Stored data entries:
___

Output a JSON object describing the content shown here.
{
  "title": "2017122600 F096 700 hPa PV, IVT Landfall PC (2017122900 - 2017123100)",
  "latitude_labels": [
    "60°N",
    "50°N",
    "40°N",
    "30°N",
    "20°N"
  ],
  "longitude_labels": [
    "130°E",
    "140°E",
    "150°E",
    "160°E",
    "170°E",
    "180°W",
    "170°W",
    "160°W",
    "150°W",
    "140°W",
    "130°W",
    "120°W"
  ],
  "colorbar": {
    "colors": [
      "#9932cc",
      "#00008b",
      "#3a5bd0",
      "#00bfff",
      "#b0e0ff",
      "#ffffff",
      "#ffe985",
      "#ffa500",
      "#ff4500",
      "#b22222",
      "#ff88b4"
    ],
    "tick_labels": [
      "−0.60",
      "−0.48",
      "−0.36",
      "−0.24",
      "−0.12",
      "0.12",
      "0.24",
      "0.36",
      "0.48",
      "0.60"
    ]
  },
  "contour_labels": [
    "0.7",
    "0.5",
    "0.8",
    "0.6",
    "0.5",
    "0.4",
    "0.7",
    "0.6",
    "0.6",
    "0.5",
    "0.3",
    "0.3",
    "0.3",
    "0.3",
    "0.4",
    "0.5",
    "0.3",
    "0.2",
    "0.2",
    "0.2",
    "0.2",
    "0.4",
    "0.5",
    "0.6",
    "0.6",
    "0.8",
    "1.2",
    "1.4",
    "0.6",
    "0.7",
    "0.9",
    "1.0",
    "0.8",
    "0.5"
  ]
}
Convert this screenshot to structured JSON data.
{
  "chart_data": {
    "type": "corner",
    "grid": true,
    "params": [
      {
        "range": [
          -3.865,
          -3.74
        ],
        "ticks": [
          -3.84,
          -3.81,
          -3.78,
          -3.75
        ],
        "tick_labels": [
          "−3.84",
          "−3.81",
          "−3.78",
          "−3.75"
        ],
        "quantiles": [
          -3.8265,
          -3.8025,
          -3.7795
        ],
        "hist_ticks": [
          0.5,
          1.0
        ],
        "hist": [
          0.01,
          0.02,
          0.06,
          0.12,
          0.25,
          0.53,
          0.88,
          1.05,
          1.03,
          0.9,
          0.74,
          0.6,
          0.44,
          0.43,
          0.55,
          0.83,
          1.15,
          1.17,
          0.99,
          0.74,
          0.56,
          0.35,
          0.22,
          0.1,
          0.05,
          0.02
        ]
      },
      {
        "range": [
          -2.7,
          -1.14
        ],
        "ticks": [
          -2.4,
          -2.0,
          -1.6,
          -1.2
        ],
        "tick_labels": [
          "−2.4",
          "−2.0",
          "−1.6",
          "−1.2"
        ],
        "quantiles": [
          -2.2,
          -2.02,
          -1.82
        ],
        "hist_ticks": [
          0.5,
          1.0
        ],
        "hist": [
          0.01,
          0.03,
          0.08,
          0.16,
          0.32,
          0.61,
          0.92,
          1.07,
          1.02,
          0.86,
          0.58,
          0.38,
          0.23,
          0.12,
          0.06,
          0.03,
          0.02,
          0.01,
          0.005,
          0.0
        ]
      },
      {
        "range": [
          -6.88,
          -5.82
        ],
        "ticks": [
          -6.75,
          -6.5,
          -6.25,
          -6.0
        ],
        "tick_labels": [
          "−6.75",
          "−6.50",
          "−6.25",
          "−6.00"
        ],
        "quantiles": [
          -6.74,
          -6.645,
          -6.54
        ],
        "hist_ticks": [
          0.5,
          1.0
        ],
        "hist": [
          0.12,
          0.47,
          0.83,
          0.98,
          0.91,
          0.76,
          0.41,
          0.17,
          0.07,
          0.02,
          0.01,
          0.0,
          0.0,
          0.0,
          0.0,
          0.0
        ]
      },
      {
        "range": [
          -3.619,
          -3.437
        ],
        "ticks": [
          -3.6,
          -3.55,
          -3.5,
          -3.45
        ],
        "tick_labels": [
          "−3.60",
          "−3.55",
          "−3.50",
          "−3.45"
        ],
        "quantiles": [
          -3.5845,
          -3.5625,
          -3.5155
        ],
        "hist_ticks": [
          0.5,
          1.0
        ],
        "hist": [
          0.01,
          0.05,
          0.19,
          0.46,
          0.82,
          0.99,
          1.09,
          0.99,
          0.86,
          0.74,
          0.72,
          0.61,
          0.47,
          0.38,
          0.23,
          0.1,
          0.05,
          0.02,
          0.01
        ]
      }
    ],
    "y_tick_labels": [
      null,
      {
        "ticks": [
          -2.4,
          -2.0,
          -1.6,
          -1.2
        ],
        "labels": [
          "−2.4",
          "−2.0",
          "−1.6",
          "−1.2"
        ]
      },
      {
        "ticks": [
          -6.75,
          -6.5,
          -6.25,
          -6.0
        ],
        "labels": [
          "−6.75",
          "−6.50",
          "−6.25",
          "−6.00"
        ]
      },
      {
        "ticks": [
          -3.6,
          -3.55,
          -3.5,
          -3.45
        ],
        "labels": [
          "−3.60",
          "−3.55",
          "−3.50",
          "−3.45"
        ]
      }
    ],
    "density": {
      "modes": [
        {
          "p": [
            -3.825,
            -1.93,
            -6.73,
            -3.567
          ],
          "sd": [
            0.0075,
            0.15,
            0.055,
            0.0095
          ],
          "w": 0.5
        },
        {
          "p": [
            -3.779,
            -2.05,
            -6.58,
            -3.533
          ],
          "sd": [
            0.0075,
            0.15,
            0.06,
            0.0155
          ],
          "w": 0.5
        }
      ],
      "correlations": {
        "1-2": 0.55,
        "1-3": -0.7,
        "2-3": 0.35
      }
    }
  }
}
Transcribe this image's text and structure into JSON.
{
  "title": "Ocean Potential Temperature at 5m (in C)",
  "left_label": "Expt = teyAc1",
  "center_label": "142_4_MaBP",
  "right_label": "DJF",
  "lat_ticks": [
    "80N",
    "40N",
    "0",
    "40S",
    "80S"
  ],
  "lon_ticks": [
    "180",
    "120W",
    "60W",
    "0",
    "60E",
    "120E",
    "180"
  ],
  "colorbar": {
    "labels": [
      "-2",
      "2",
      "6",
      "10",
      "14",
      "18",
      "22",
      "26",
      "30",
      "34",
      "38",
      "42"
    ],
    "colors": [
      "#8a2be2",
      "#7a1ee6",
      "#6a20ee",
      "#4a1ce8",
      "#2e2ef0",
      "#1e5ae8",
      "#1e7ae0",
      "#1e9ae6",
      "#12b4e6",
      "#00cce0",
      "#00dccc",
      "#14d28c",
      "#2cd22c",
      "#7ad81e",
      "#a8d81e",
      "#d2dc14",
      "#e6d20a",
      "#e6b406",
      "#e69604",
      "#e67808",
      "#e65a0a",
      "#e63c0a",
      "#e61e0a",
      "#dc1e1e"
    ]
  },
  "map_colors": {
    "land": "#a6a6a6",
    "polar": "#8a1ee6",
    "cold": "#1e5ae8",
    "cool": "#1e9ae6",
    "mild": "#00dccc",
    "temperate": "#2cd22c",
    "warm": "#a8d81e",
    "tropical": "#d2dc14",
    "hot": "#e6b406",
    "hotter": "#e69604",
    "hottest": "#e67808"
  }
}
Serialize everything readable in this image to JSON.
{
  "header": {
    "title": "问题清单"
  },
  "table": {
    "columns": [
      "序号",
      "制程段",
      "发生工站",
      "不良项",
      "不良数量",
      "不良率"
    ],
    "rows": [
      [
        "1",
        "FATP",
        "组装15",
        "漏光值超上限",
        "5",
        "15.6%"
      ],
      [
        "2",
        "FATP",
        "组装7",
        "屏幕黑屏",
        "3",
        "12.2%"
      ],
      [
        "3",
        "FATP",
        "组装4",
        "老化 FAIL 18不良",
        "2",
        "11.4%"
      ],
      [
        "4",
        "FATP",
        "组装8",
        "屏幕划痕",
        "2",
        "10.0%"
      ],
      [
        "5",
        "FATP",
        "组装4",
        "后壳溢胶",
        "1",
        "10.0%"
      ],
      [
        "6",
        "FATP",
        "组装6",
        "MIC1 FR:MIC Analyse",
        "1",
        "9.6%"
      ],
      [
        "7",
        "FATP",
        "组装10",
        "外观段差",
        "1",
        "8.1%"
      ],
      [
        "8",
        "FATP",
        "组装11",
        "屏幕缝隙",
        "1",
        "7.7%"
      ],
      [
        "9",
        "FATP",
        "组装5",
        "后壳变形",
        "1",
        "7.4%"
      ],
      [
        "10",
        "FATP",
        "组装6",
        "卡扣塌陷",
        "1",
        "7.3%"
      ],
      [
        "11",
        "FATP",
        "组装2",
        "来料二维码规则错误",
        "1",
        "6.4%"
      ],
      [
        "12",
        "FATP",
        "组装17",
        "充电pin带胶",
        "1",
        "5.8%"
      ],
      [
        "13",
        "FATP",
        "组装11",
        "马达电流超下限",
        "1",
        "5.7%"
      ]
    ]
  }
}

___

## Aim
Quote verbatim the line containing "Serialize everything readable" and every line after it through the end of the records above.

## Output for this task
Serialize everything readable in this image to JSON.
{
  "header": {
    "title": "问题清单"
  },
  "table": {
    "columns": [
      "序号",
      "制程段",
      "发生工站",
      "不良项",
      "不良数量",
      "不良率"
    ],
    "rows": [
      [
        "1",
        "FATP",
        "组装15",
        "漏光值超上限",
        "5",
        "15.6%"
      ],
      [
        "2",
        "FATP",
        "组装7",
        "屏幕黑屏",
        "3",
        "12.2%"
      ],
      [
        "3",
        "FATP",
        "组装4",
        "老化 FAIL 18不良",
        "2",
        "11.4%"
      ],
      [
        "4",
        "FATP",
        "组装8",
        "屏幕划痕",
        "2",
        "10.0%"
      ],
      [
        "5",
        "FATP",
        "组装4",
        "后壳溢胶",
        "1",
        "10.0%"
      ],
      [
        "6",
        "FATP",
        "组装6",
        "MIC1 FR:MIC Analyse",
        "1",
        "9.6%"
      ],
      [
        "7",
        "FATP",
        "组装10",
        "外观段差",
        "1",
        "8.1%"
      ],
      [
        "8",
        "FATP",
        "组装11",
        "屏幕缝隙",
        "1",
        "7.7%"
      ],
      [
        "9",
        "FATP",
        "组装5",
        "后壳变形",
        "1",
        "7.4%"
      ],
      [
        "10",
        "FATP",
        "组装6",
        "卡扣塌陷",
        "1",
        "7.3%"
      ],
      [
        "11",
        "FATP",
        "组装2",
        "来料二维码规则错误",
        "1",
        "6.4%"
      ],
      [
        "12",
        "FATP",
        "组装17",
        "充电pin带胶",
        "1",
        "5.8%"
      ],
      [
        "13",
        "FATP",
        "组装11",
        "马达电流超下限",
        "1",
        "5.7%"
      ]
    ]
  }
}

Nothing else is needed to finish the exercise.